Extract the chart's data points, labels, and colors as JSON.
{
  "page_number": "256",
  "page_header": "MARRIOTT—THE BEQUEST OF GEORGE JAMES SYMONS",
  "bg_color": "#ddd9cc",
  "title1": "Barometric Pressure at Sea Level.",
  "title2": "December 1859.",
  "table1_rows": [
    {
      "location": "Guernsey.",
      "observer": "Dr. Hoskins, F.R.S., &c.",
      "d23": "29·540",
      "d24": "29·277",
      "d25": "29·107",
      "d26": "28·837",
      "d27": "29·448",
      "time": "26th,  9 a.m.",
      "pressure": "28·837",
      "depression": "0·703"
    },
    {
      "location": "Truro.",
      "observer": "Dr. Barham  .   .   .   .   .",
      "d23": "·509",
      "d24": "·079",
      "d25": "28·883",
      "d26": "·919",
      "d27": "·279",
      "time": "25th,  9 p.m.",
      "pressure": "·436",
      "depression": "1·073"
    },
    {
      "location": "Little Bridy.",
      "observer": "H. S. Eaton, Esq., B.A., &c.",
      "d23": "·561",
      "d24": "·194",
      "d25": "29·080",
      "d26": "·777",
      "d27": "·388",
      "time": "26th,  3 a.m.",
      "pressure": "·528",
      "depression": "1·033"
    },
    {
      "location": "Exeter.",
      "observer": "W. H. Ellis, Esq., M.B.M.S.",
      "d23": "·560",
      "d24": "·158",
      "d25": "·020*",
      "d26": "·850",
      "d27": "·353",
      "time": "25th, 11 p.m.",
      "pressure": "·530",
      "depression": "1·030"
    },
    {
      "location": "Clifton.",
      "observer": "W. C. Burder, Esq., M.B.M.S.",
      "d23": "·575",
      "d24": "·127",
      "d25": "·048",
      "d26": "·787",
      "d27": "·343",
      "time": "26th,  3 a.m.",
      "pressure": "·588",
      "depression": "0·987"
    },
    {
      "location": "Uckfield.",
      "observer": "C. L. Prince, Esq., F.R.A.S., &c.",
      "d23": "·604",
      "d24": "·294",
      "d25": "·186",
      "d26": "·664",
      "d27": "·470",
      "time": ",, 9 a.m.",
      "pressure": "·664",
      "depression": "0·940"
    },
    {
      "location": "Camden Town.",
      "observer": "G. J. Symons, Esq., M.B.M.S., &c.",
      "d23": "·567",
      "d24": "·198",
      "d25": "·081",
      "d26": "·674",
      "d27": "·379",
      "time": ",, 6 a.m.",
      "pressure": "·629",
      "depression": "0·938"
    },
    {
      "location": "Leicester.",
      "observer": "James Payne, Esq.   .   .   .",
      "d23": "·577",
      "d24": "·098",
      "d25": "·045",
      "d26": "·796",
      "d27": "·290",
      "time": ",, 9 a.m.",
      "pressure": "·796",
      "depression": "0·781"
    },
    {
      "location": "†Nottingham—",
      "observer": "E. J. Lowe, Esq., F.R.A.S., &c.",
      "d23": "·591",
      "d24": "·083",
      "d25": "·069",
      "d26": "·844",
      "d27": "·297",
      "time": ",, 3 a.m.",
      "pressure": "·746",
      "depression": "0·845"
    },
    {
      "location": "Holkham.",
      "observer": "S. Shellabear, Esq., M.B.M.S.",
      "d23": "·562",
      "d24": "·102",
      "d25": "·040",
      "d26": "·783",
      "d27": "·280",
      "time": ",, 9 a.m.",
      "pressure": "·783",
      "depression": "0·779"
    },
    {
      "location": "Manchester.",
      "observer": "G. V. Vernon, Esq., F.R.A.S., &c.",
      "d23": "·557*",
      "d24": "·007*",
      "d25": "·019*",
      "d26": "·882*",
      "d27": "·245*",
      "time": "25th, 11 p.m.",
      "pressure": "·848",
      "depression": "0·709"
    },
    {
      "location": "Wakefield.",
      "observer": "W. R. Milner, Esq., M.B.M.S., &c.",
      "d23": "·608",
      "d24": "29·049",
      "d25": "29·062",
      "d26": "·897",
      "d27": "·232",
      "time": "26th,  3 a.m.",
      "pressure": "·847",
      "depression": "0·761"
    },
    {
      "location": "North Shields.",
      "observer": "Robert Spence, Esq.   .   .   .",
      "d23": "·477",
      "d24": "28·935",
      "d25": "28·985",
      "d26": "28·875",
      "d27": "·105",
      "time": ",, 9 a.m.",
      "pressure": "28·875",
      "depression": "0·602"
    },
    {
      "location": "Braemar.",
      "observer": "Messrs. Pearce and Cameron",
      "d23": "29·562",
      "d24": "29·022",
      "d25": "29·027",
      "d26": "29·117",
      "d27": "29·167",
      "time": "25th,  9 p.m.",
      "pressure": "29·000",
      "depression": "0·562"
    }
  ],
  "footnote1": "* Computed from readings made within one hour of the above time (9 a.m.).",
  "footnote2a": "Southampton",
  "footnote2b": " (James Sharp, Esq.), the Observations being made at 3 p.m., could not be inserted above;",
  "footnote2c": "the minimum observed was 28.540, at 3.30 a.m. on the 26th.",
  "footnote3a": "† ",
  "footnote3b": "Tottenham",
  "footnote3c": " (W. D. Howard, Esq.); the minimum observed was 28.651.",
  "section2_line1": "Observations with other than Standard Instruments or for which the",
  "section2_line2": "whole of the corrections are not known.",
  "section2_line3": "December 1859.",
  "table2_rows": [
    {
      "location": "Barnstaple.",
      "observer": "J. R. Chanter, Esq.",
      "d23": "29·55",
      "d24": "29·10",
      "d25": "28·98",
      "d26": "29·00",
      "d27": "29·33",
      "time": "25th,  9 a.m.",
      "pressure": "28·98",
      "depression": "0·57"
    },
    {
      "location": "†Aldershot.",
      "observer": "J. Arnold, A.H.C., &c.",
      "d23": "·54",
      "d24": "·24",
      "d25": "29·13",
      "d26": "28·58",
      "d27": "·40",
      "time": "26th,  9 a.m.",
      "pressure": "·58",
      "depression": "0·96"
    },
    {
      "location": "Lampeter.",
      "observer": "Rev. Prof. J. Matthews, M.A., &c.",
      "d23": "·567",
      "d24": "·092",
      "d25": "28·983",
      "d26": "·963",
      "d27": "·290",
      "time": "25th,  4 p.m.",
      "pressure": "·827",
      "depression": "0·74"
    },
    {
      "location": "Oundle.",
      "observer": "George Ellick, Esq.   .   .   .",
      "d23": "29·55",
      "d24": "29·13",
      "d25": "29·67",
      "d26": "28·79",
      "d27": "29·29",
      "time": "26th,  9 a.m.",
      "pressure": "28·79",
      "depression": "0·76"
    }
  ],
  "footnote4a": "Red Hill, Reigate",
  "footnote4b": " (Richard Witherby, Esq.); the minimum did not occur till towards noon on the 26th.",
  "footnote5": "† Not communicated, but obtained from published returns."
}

━━━

**Goal of the exercise**
Using the data above, return each line exactly as written.

**Task output**
Extract the chart's data points, labels, and colors as JSON.
{
  "page_number": "256",
  "page_header": "MARRIOTT—THE BEQUEST OF GEORGE JAMES SYMONS",
  "bg_color": "#ddd9cc",
  "title1": "Barometric Pressure at Sea Level.",
  "title2": "December 1859.",
  "table1_rows": [
    {
      "location": "Guernsey.",
      "observer": "Dr. Hoskins, F.R.S., &c.",
      "d23": "29·540",
      "d24": "29·277",
      "d25": "29·107",
      "d26": "28·837",
      "d27": "29·448",
      "time": "26th,  9 a.m.",
      "pressure": "28·837",
      "depression": "0·703"
    },
    {
      "location": "Truro.",
      "observer": "Dr. Barham  .   .   .   .   .",
      "d23": "·509",
      "d24": "·079",
      "d25": "28·883",
      "d26": "·919",
      "d27": "·279",
      "time": "25th,  9 p.m.",
      "pressure": "·436",
      "depression": "1·073"
    },
    {
      "location": "Little Bridy.",
      "observer": "H. S. Eaton, Esq., B.A., &c.",
      "d23": "·561",
      "d24": "·194",
      "d25": "29·080",
      "d26": "·777",
      "d27": "·388",
      "time": "26th,  3 a.m.",
      "pressure": "·528",
      "depression": "1·033"
    },
    {
      "location": "Exeter.",
      "observer": "W. H. Ellis, Esq., M.B.M.S.",
      "d23": "·560",
      "d24": "·158",
      "d25": "·020*",
      "d26": "·850",
      "d27": "·353",
      "time": "25th, 11 p.m.",
      "pressure": "·530",
      "depression": "1·030"
    },
    {
      "location": "Clifton.",
      "observer": "W. C. Burder, Esq., M.B.M.S.",
      "d23": "·575",
      "d24": "·127",
      "d25": "·048",
      "d26": "·787",
      "d27": "·343",
      "time": "26th,  3 a.m.",
      "pressure": "·588",
      "depression": "0·987"
    },
    {
      "location": "Uckfield.",
      "observer": "C. L. Prince, Esq., F.R.A.S., &c.",
      "d23": "·604",
      "d24": "·294",
      "d25": "·186",
      "d26": "·664",
      "d27": "·470",
      "time": ",, 9 a.m.",
      "pressure": "·664",
      "depression": "0·940"
    },
    {
      "location": "Camden Town.",
      "observer": "G. J. Symons, Esq., M.B.M.S., &c.",
      "d23": "·567",
      "d24": "·198",
      "d25": "·081",
      "d26": "·674",
      "d27": "·379",
      "time": ",, 6 a.m.",
      "pressure": "·629",
      "depression": "0·938"
    },
    {
      "location": "Leicester.",
      "observer": "James Payne, Esq.   .   .   .",
      "d23": "·577",
      "d24": "·098",
      "d25": "·045",
      "d26": "·796",
      "d27": "·290",
      "time": ",, 9 a.m.",
      "pressure": "·796",
      "depression": "0·781"
    },
    {
      "location": "†Nottingham—",
      "observer": "E. J. Lowe, Esq., F.R.A.S., &c.",
      "d23": "·591",
      "d24": "·083",
      "d25": "·069",
      "d26": "·844",
      "d27": "·297",
      "time": ",, 3 a.m.",
      "pressure": "·746",
      "depression": "0·845"
    },
    {
      "location": "Holkham.",
      "observer": "S. Shellabear, Esq., M.B.M.S.",
      "d23": "·562",
      "d24": "·102",
      "d25": "·040",
      "d26": "·783",
      "d27": "·280",
      "time": ",, 9 a.m.",
      "pressure": "·783",
      "depression": "0·779"
    },
    {
      "location": "Manchester.",
      "observer": "G. V. Vernon, Esq., F.R.A.S., &c.",
      "d23": "·557*",
      "d24": "·007*",
      "d25": "·019*",
      "d26": "·882*",
      "d27": "·245*",
      "time": "25th, 11 p.m.",
      "pressure": "·848",
      "depression": "0·709"
    },
    {
      "location": "Wakefield.",
      "observer": "W. R. Milner, Esq., M.B.M.S., &c.",
      "d23": "·608",
      "d24": "29·049",
      "d25": "29·062",
      "d26": "·897",
      "d27": "·232",
      "time": "26th,  3 a.m.",
      "pressure": "·847",
      "depression": "0·761"
    },
    {
      "location": "North Shields.",
      "observer": "Robert Spence, Esq.   .   .   .",
      "d23": "·477",
      "d24": "28·935",
      "d25": "28·985",
      "d26": "28·875",
      "d27": "·105",
      "time": ",, 9 a.m.",
      "pressure": "28·875",
      "depression": "0·602"
    },
    {
      "location": "Braemar.",
      "observer": "Messrs. Pearce and Cameron",
      "d23": "29·562",
      "d24": "29·022",
      "d25": "29·027",
      "d26": "29·117",
      "d27": "29·167",
      "time": "25th,  9 p.m.",
      "pressure": "29·000",
      "depression": "0·562"
    }
  ],
  "footnote1": "* Computed from readings made within one hour of the above time (9 a.m.).",
  "footnote2a": "Southampton",
  "footnote2b": " (James Sharp, Esq.), the Observations being made at 3 p.m., could not be inserted above;",
  "footnote2c": "the minimum observed was 28.540, at 3.30 a.m. on the 26th.",
  "footnote3a": "† ",
  "footnote3b": "Tottenham",
  "footnote3c": " (W. D. Howard, Esq.); the minimum observed was 28.651.",
  "section2_line1": "Observations with other than Standard Instruments or for which the",
  "section2_line2": "whole of the corrections are not known.",
  "section2_line3": "December 1859.",
  "table2_rows": [
    {
      "location": "Barnstaple.",
      "observer": "J. R. Chanter, Esq.",
      "d23": "29·55",
      "d24": "29·10",
      "d25": "28·98",
      "d26": "29·00",
      "d27": "29·33",
      "time": "25th,  9 a.m.",
      "pressure": "28·98",
      "depression": "0·57"
    },
    {
      "location": "†Aldershot.",
      "observer": "J. Arnold, A.H.C., &c.",
      "d23": "·54",
      "d24": "·24",
      "d25": "29·13",
      "d26": "28·58",
      "d27": "·40",
      "time": "26th,  9 a.m.",
      "pressure": "·58",
      "depression": "0·96"
    },
    {
      "location": "Lampeter.",
      "observer": "Rev. Prof. J. Matthews, M.A., &c.",
      "d23": "·567",
      "d24": "·092",
      "d25": "28·983",
      "d26": "·963",
      "d27": "·290",
      "time": "25th,  4 p.m.",
      "pressure": "·827",
      "depression": "0·74"
    },
    {
      "location": "Oundle.",
      "observer": "George Ellick, Esq.   .   .   .",
      "d23": "29·55",
      "d24": "29·13",
      "d25": "29·67",
      "d26": "28·79",
      "d27": "29·29",
      "time": "26th,  9 a.m.",
      "pressure": "28·79",
      "depression": "0·76"
    }
  ],
  "footnote4a": "Red Hill, Reigate",
  "footnote4b": " (Richard Witherby, Esq.); the minimum did not occur till towards noon on the 26th.",
  "footnote5": "† Not communicated, but obtained from published returns."
}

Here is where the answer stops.